#### Your objective
Type every record exactly as it appears.
━━━ Supplied records
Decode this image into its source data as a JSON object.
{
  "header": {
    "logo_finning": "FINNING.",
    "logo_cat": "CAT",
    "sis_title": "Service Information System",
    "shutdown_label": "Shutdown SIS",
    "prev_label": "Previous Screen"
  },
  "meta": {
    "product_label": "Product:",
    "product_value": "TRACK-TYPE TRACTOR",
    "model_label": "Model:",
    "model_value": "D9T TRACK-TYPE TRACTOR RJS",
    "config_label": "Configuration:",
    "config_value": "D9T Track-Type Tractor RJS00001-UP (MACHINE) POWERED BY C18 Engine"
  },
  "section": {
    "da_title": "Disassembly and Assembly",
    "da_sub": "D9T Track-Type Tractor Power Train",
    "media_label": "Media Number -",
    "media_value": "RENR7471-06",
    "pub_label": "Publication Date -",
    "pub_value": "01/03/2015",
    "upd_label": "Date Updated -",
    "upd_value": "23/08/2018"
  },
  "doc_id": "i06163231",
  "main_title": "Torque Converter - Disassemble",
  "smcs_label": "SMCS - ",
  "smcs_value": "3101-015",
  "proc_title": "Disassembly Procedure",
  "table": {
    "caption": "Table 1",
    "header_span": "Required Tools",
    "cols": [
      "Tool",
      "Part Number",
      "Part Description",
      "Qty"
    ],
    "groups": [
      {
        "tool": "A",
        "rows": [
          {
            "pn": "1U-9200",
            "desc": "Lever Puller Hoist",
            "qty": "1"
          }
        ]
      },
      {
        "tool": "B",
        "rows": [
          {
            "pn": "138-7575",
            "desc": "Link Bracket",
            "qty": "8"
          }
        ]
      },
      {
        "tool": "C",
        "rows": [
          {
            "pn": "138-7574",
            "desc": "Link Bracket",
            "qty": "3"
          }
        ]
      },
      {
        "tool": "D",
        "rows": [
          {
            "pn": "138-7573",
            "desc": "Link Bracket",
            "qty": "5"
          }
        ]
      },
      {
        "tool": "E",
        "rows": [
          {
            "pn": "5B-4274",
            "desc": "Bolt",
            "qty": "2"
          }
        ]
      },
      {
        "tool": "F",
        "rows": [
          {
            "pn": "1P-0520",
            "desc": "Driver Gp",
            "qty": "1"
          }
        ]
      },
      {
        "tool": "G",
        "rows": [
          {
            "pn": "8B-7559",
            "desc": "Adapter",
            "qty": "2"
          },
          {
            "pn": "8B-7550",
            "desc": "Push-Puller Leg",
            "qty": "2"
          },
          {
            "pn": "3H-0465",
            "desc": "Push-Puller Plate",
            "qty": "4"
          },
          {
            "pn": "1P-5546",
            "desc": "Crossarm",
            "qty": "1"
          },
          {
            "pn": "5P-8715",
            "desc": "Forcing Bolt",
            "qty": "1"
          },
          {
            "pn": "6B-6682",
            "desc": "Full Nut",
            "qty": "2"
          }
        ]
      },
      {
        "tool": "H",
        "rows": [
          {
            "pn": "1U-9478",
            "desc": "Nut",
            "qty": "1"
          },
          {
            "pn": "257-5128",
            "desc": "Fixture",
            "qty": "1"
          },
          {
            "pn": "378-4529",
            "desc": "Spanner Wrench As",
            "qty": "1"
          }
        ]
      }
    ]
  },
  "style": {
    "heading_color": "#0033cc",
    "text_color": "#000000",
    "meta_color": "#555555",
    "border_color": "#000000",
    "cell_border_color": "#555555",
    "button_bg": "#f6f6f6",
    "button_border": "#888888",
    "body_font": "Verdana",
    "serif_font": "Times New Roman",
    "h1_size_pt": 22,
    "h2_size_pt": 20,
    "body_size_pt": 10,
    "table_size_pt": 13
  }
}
━━━━━━
#### Exercise response
Decode this image into its source data as a JSON object.
{
  "header": {
    "logo_finning": "FINNING.",
    "logo_cat": "CAT",
    "sis_title": "Service Information System",
    "shutdown_label": "Shutdown SIS",
    "prev_label": "Previous Screen"
  },
  "meta": {
    "product_label": "Product:",
    "product_value": "TRACK-TYPE TRACTOR",
    "model_label": "Model:",
    "model_value": "D9T TRACK-TYPE TRACTOR RJS",
    "config_label": "Configuration:",
    "config_value": "D9T Track-Type Tractor RJS00001-UP (MACHINE) POWERED BY C18 Engine"
  },
  "section": {
    "da_title": "Disassembly and Assembly",
    "da_sub": "D9T Track-Type Tractor Power Train",
    "media_label": "Media Number -",
    "media_value": "RENR7471-06",
    "pub_label": "Publication Date -",
    "pub_value": "01/03/2015",
    "upd_label": "Date Updated -",
    "upd_value": "23/08/2018"
  },
  "doc_id": "i06163231",
  "main_title": "Torque Converter - Disassemble",
  "smcs_label": "SMCS - ",
  "smcs_value": "3101-015",
  "proc_title": "Disassembly Procedure",
  "table": {
    "caption": "Table 1",
    "header_span": "Required Tools",
    "cols": [
      "Tool",
      "Part Number",
      "Part Description",
      "Qty"
    ],
    "groups": [
      {
        "tool": "A",
        "rows": [
          {
            "pn": "1U-9200",
            "desc": "Lever Puller Hoist",
            "qty": "1"
          }
        ]
      },
      {
        "tool": "B",
        "rows": [
          {
            "pn": "138-7575",
            "desc": "Link Bracket",
            "qty": "8"
          }
        ]
      },
      {
        "tool": "C",
        "rows": [
          {
            "pn": "138-7574",
            "desc": "Link Bracket",
            "qty": "3"
          }
        ]
      },
      {
        "tool": "D",
        "rows": [
          {
            "pn": "138-7573",
            "desc": "Link Bracket",
            "qty": "5"
          }
        ]
      },
      {
        "tool": "E",
        "rows": [
          {
            "pn": "5B-4274",
            "desc": "Bolt",
            "qty": "2"
          }
        ]
      },
      {
        "tool": "F",
        "rows": [
          {
            "pn": "1P-0520",
            "desc": "Driver Gp",
            "qty": "1"
          }
        ]
      },
      {
        "tool": "G",
        "rows": [
          {
            "pn": "8B-7559",
            "desc": "Adapter",
            "qty": "2"
          },
          {
            "pn": "8B-7550",
            "desc": "Push-Puller Leg",
            "qty": "2"
          },
          {
            "pn": "3H-0465",
            "desc": "Push-Puller Plate",
            "qty": "4"
          },
          {
            "pn": "1P-5546",
            "desc": "Crossarm",
            "qty": "1"
          },
          {
            "pn": "5P-8715",
            "desc": "Forcing Bolt",
            "qty": "1"
          },
          {
            "pn": "6B-6682",
            "desc": "Full Nut",
            "qty": "2"
          }
        ]
      },
      {
        "tool": "H",
        "rows": [
          {
            "pn": "1U-9478",
            "desc": "Nut",
            "qty": "1"
          },
          {
            "pn": "257-5128",
            "desc": "Fixture",
            "qty": "1"
          },
          {
            "pn": "378-4529",
            "desc": "Spanner Wrench As",
            "qty": "1"
          }
        ]
      }
    ]
  },
  "style": {
    "heading_color": "#0033cc",
    "text_color": "#000000",
    "meta_color": "#555555",
    "border_color": "#000000",
    "cell_border_color": "#555555",
    "button_bg": "#f6f6f6",
    "button_border": "#888888",
    "body_font": "Verdana",
    "serif_font": "Times New Roman",
    "h1_size_pt": 22,
    "h2_size_pt": 20,
    "body_size_pt": 10,
    "table_size_pt": 13
  }
}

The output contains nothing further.